Task statement:
Pick out each line with the word "this" from the material that follows.

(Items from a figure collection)
** BEGIN **

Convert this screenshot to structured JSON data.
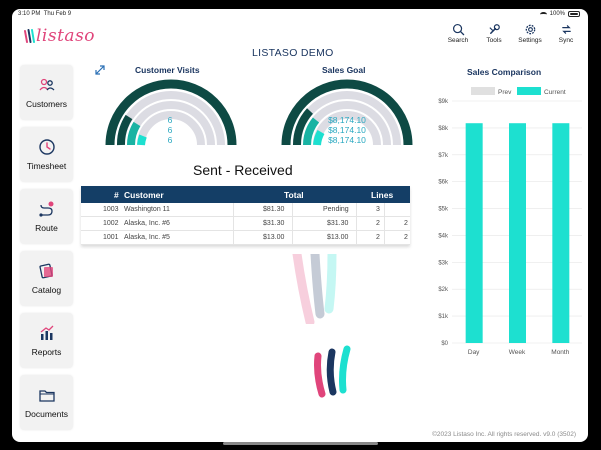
{
  "status_bar": {
    "time": "3:10 PM",
    "date": "Thu Feb 9",
    "battery": "100%"
  },
  "app": {
    "logo_text": "listaso",
    "page_title": "LISTASO DEMO"
  },
  "top_actions": [
    {
      "label": "Search",
      "icon": "search-icon"
    },
    {
      "label": "Tools",
      "icon": "wrench-icon"
    },
    {
      "label": "Settings",
      "icon": "gear-icon"
    },
    {
      "label": "Sync",
      "icon": "sync-icon"
    }
  ],
  "sidebar": {
    "items": [
      {
        "label": "Customers",
        "icon": "customers-icon"
      },
      {
        "label": "Timesheet",
        "icon": "clock-icon"
      },
      {
        "label": "Route",
        "icon": "route-icon"
      },
      {
        "label": "Catalog",
        "icon": "catalog-icon"
      },
      {
        "label": "Reports",
        "icon": "reports-icon"
      },
      {
        "label": "Documents",
        "icon": "folder-icon"
      }
    ]
  },
  "gauges": {
    "visits": {
      "title": "Customer Visits",
      "values": [
        "6",
        "6",
        "6"
      ]
    },
    "sales_goal": {
      "title": "Sales Goal",
      "values": [
        "$8,174.10",
        "$8,174.10",
        "$8,174.10"
      ]
    }
  },
  "sent_received": {
    "title": "Sent - Received",
    "columns": [
      "#",
      "Customer",
      "Total",
      "Lines"
    ],
    "rows": [
      {
        "num": "1003",
        "customer": "Washington 11",
        "total": "$81.30",
        "received": "Pending",
        "lines": "3",
        "extra": ""
      },
      {
        "num": "1002",
        "customer": "Alaska, Inc. #6",
        "total": "$31.30",
        "received": "$31.30",
        "lines": "2",
        "extra": "2"
      },
      {
        "num": "1001",
        "customer": "Alaska, Inc. #5",
        "total": "$13.00",
        "received": "$13.00",
        "lines": "2",
        "extra": "2"
      }
    ]
  },
  "chart_data": {
    "type": "bar",
    "title": "Sales Comparison",
    "categories": [
      "Day",
      "Week",
      "Month"
    ],
    "series": [
      {
        "name": "Prev",
        "values": [
          0,
          0,
          0
        ],
        "color": "#e0e0e0"
      },
      {
        "name": "Current",
        "values": [
          8174.1,
          8174.1,
          8174.1
        ],
        "color": "#1de0d0"
      }
    ],
    "ylim": [
      0,
      9000
    ],
    "yticks": [
      "$0",
      "$1k",
      "$2k",
      "$3k",
      "$4k",
      "$5k",
      "$6k",
      "$7k",
      "$8k",
      "$9k"
    ],
    "legend": "top",
    "grid": true
  },
  "footer": {
    "text": "©2023 Listaso Inc. All rights reserved.  v9.0 (3502)"
  },
  "colors": {
    "brand_pink": "#e0457b",
    "navy": "#143e66",
    "teal": "#1de0d0",
    "dark_green": "#0e4a44"
  }
}
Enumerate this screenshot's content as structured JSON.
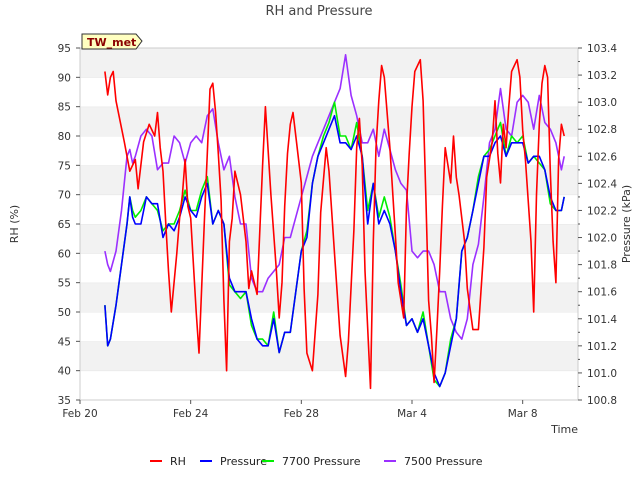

** END **

Expected output:
Convert this screenshot to structured JSON data.
Enumerate this screenshot's content as structured JSON.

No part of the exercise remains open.